─── Exercise materials

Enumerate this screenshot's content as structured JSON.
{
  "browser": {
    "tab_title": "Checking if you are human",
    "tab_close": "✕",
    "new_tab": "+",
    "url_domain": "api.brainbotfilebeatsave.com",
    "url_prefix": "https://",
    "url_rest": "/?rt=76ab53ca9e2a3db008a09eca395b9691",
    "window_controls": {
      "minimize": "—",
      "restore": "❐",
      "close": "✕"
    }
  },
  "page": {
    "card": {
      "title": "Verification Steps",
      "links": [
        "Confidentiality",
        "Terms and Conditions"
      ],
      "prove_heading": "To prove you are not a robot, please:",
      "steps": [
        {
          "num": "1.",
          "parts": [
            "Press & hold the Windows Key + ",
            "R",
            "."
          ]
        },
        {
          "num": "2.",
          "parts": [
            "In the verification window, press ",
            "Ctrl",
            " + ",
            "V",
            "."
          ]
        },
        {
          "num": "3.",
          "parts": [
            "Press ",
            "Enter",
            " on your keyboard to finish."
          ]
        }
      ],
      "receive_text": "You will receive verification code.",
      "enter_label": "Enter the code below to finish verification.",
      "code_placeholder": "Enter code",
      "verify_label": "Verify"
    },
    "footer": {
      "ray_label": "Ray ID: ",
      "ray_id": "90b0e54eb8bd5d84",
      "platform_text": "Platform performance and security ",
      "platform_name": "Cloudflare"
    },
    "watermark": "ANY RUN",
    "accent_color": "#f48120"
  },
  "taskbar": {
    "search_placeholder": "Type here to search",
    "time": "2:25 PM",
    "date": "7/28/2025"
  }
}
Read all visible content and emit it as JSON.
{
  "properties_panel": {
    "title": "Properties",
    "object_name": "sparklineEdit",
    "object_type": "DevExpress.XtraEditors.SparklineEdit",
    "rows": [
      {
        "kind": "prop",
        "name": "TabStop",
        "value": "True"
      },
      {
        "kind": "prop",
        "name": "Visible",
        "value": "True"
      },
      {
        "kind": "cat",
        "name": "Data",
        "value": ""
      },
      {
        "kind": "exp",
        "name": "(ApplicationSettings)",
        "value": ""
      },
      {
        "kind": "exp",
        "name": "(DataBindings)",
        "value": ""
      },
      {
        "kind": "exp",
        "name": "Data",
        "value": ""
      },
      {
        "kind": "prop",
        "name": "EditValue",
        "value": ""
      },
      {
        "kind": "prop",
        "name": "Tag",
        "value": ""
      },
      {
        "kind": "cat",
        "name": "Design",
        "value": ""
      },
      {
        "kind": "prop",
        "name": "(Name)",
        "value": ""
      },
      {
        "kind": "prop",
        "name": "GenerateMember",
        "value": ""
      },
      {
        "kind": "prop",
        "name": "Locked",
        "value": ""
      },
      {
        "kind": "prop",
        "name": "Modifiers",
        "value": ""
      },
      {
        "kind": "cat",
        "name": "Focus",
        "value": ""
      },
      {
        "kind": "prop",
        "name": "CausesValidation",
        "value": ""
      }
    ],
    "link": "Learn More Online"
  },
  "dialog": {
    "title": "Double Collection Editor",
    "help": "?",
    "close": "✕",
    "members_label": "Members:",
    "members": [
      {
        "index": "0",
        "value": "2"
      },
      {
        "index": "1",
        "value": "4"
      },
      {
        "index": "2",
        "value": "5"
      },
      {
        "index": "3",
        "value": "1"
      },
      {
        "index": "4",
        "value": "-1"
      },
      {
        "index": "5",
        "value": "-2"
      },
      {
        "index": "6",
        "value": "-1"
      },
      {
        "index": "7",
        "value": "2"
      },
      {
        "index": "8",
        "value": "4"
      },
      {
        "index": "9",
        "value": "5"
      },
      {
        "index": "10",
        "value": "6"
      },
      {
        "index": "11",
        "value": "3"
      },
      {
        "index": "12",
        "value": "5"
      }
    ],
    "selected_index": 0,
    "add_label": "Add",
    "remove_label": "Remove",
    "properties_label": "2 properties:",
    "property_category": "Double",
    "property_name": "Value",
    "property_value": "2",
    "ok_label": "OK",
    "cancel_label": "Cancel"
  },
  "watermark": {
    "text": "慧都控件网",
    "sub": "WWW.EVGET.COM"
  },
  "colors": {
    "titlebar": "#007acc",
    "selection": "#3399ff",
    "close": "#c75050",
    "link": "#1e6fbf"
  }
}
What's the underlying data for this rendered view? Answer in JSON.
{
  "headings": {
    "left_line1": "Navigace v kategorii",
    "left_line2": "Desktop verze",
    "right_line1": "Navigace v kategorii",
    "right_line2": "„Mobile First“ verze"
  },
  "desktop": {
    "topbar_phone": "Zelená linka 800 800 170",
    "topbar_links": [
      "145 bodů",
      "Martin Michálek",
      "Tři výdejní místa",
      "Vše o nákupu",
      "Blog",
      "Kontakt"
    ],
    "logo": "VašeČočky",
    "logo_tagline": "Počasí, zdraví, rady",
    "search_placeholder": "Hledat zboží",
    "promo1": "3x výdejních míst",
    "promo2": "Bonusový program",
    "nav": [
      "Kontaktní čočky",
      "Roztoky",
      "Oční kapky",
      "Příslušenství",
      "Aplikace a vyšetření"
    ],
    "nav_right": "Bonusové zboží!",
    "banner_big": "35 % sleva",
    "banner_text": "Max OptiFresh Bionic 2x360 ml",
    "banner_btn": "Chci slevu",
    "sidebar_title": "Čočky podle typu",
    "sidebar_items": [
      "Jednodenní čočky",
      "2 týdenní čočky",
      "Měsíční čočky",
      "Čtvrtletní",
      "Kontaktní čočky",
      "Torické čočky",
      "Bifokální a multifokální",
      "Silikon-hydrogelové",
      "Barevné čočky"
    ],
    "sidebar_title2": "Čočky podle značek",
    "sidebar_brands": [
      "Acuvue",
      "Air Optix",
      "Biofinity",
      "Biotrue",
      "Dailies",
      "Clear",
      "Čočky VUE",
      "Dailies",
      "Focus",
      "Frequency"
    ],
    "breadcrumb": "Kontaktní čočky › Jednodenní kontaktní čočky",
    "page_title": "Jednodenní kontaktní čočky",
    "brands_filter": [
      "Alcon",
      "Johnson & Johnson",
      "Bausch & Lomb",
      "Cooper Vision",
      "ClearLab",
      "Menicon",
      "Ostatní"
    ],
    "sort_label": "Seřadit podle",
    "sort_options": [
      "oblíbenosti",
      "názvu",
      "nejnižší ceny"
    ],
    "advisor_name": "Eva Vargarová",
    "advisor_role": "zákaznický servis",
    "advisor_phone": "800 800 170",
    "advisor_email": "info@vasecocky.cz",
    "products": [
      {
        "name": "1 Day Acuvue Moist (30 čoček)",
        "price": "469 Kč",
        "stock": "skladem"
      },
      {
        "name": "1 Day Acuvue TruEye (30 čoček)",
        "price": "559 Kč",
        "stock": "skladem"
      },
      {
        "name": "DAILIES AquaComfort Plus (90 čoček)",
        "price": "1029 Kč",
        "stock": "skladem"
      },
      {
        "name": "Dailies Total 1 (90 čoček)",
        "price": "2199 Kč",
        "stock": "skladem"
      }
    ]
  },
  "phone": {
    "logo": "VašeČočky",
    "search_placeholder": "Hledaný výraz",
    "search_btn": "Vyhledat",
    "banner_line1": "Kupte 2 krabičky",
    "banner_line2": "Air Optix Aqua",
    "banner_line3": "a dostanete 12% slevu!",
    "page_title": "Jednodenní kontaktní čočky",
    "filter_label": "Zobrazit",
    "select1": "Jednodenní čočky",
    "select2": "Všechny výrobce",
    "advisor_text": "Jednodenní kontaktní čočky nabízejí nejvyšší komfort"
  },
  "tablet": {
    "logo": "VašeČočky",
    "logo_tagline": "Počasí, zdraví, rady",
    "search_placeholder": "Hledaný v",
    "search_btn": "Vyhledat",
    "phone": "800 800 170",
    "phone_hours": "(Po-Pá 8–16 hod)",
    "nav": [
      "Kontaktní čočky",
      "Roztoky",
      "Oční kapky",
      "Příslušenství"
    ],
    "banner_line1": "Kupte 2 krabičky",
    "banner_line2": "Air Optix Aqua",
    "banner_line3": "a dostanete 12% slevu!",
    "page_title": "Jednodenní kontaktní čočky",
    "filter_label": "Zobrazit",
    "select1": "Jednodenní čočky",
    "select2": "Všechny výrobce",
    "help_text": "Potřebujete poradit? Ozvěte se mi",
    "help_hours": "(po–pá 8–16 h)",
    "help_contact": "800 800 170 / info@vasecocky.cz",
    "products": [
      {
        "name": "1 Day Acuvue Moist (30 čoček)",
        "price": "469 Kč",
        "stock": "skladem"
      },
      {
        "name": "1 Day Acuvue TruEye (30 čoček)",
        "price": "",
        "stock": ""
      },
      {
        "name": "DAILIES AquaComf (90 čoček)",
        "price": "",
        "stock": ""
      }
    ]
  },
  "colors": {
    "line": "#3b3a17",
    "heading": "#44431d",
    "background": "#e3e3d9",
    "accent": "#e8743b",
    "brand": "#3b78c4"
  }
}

──────

- _Task instructions_
Search the records above for "čoček". Copy each line where it is found.

- _Task output_
        "name": "1 Day Acuvue Moist (30 čoček)",
        "name": "1 Day Acuvue TruEye (30 čoček)",
        "name": "DAILIES AquaComfort Plus (90 čoček)",
        "name": "Dailies Total 1 (90 čoček)",
        "name": "1 Day Acuvue Moist (30 čoček)",
        "name": "1 Day Acuvue TruEye (30 čoček)",
        "name": "DAILIES AquaComf (90 čoček)",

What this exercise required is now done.